# Goal:
Every line that holds "ipotesi" should be shown.

# Record extracts:

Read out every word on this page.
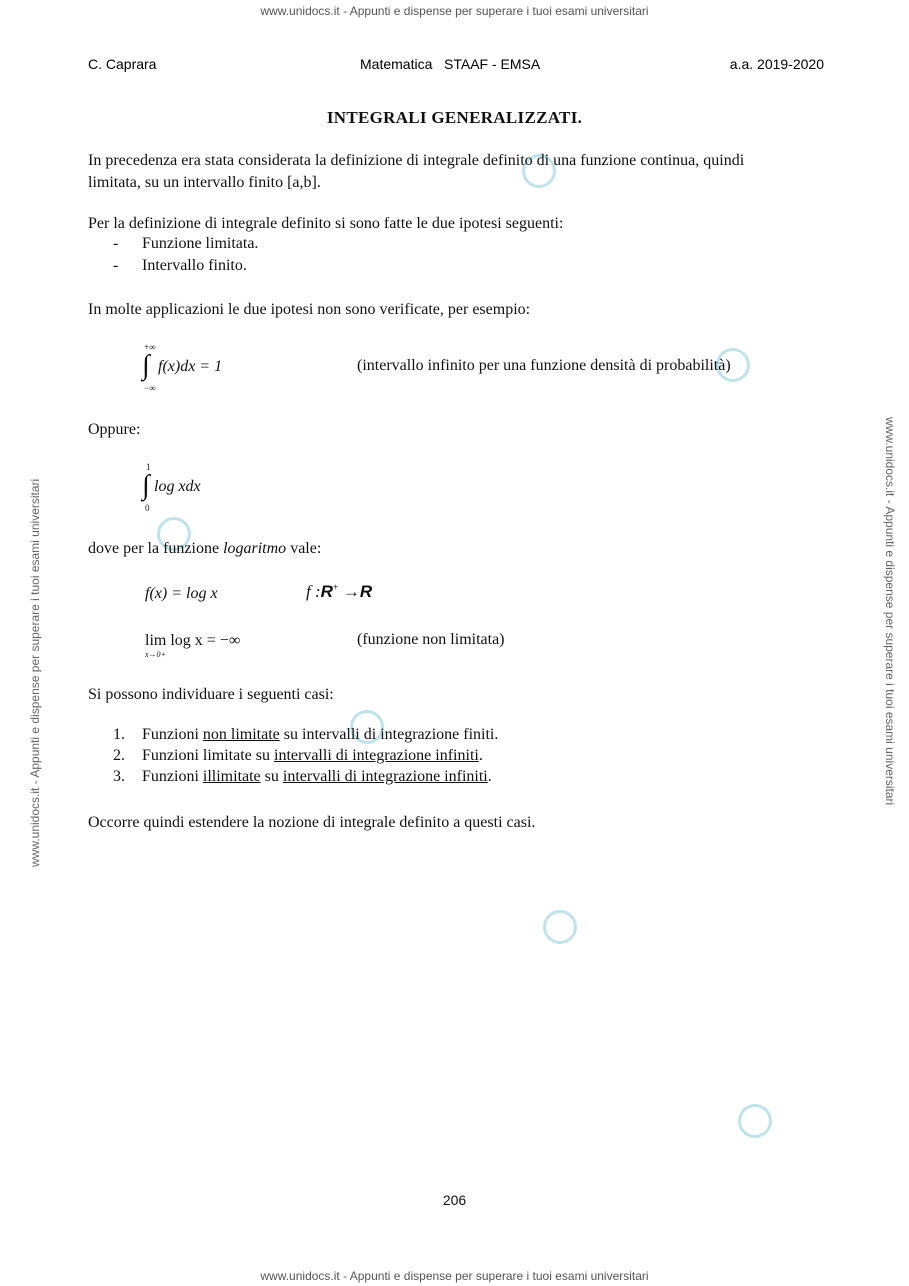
www.unidocs.it - Appunti e dispense per superare i tuoi esami universitari
www.unidocs.it - Appunti e dispense per superare i tuoi esami universitari
www.unidocs.it - Appunti e dispense per superare i tuoi esami universitari	www.unidocs.it - Appunti e dispense per superare i tuoi esami universitari
C. Caprara	Matematica   STAAF - EMSA	a.a. 2019-2020
INTEGRALI GENERALIZZATI.
In precedenza era stata considerata la definizione di integrale definito di una funzione continua, quindi
limitata, su un intervallo finito [a,b].
Per la definizione di integrale definito si sono fatte le due ipotesi seguenti:
- Funzione limitata.
- Intervallo finito.
In molte applicazioni le due ipotesi non sono verificate, per esempio:
+∞
∫ f(x)dx = 1
−∞
(intervallo infinito per una funzione densità di probabilità)
Oppure:
1
∫ log xdx
0
dove per la funzione logaritmo vale:
f(x) = log x	f :R+ →R
lim log x = −∞
x→0+
(funzione non limitata)
Si possono individuare i seguenti casi:
1. Funzioni non limitate su intervalli di integrazione finiti.
2. Funzioni limitate su intervalli di integrazione infiniti.
3. Funzioni illimitate su intervalli di integrazione infiniti.
Occorre quindi estendere la nozione di integrale definito a questi casi.
206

# Output:
Per la definizione di integrale definito si sono fatte le due ipotesi seguenti:
In molte applicazioni le due ipotesi non sono verificate, per esempio:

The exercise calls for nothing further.